#### Supplied material ####
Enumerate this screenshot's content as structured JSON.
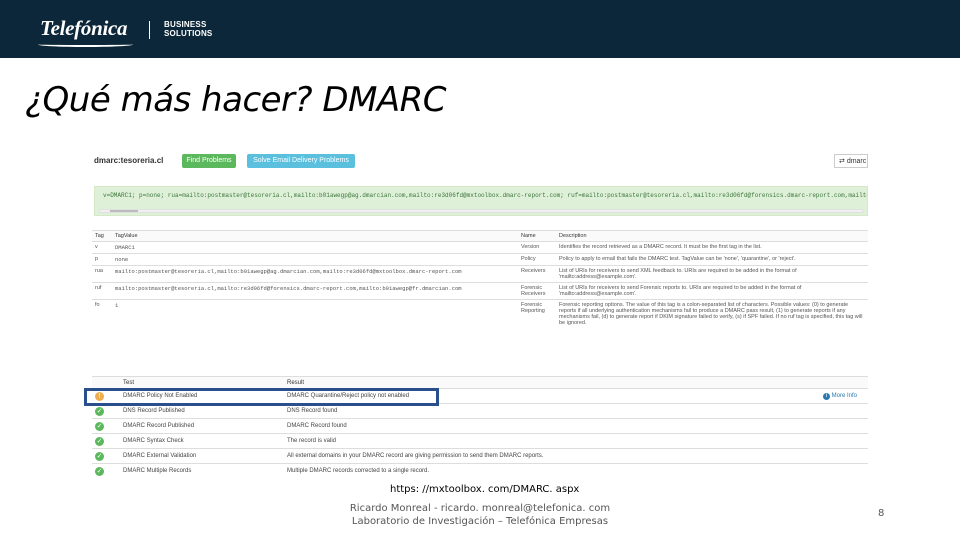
{
  "header": {
    "logo_text": "Telefónica",
    "business_line1": "BUSINESS",
    "business_line2": "SOLUTIONS"
  },
  "slide": {
    "title": "¿Qué más hacer? DMARC",
    "url": "https: //mxtoolbox. com/DMARC. aspx",
    "footer_line1": "Ricardo Monreal - ricardo. monreal@telefonica. com",
    "footer_line2": "Laboratorio de Investigación – Telefónica Empresas",
    "page_number": "8"
  },
  "screenshot": {
    "domain": "dmarc:tesoreria.cl",
    "btn_find": "Find Problems",
    "btn_solve": "Solve Email Delivery Problems",
    "btn_dmarc": "dmarc",
    "record": "v=DMARC1; p=none; rua=mailto:postmaster@tesoreria.cl,mailto:b01awegp@ag.dmarcian.com,mailto:re3d06fd@mxtoolbox.dmarc-report.com; ruf=mailto:postmaster@tesoreria.cl,mailto:re3d06fd@forensics.dmarc-report.com,mailto:b01a",
    "tag_headers": [
      "Tag",
      "TagValue",
      "Name",
      "Description"
    ],
    "tag_rows": [
      {
        "tag": "v",
        "value": "DMARC1",
        "name": "Version",
        "desc": "Identifies the record retrieved as a DMARC record. It must be the first tag in the list."
      },
      {
        "tag": "p",
        "value": "none",
        "name": "Policy",
        "desc": "Policy to apply to email that fails the DMARC test. TagValue can be 'none', 'quarantine', or 'reject'."
      },
      {
        "tag": "rua",
        "value": "mailto:postmaster@tesoreria.cl,mailto:b01awegp@ag.dmarcian.com,mailto:re3d06fd@mxtoolbox.dmarc-report.com",
        "name": "Receivers",
        "desc": "List of URIs for receivers to send XML feedback to. URIs are required to be added in the format of 'mailto:address@example.com'."
      },
      {
        "tag": "ruf",
        "value": "mailto:postmaster@tesoreria.cl,mailto:re3d06fd@forensics.dmarc-report.com,mailto:b01awegp@fr.dmarcian.com",
        "name": "Forensic Receivers",
        "desc": "List of URIs for receivers to send Forensic reports to. URIs are required to be added in the format of 'mailto:address@example.com'."
      },
      {
        "tag": "fo",
        "value": "1",
        "name": "Forensic Reporting",
        "desc": "Forensic reporting options. The value of this tag is a colon-separated list of characters. Possible values: (0) to generate reports if all underlying authentication mechanisms fail to produce a DMARC pass result, (1) to generate reports if any mechanisms fail, (d) to generate report if DKIM signature failed to verify, (s) if SPF failed. If no ruf tag is specified, this tag will be ignored."
      }
    ],
    "result_headers": [
      "Test",
      "Result"
    ],
    "result_rows": [
      {
        "test": "DMARC Policy Not Enabled",
        "result": "DMARC Quarantine/Reject policy not enabled",
        "status": "warning"
      },
      {
        "test": "DNS Record Published",
        "result": "DNS Record found",
        "status": "ok"
      },
      {
        "test": "DMARC Record Published",
        "result": "DMARC Record found",
        "status": "ok"
      },
      {
        "test": "DMARC Syntax Check",
        "result": "The record is valid",
        "status": "ok"
      },
      {
        "test": "DMARC External Validation",
        "result": "All external domains in your DMARC record are giving permission to send them DMARC reports.",
        "status": "ok"
      },
      {
        "test": "DMARC Multiple Records",
        "result": "Multiple DMARC records corrected to a single record.",
        "status": "ok"
      }
    ],
    "more_info": "More Info"
  },
  "colors": {
    "header_bg": "#0b2739",
    "green_button": "#5cb85c",
    "blue_button": "#5bc0de",
    "highlight_border": "#2b4f8c"
  }
}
####
What the task requires ->
Pull out each line holding the string "reports".

Exercise solution ->
        "desc": "List of URIs for receivers to send Forensic reports to. URIs are required to be added in the format of 'mailto:address@example.com'."
        "desc": "Forensic reporting options. The value of this tag is a colon-separated list of characters. Possible values: (0) to generate reports if all underlying authentication mechanisms fail to produce a DMARC pass result, (1) to generate reports if any mechanisms fail, (d) to generate report if DKIM signature failed to verify, (s) if SPF failed. If no ruf tag is specified, this tag will be ignored."
        "result": "All external domains in your DMARC record are giving permission to send them DMARC reports.",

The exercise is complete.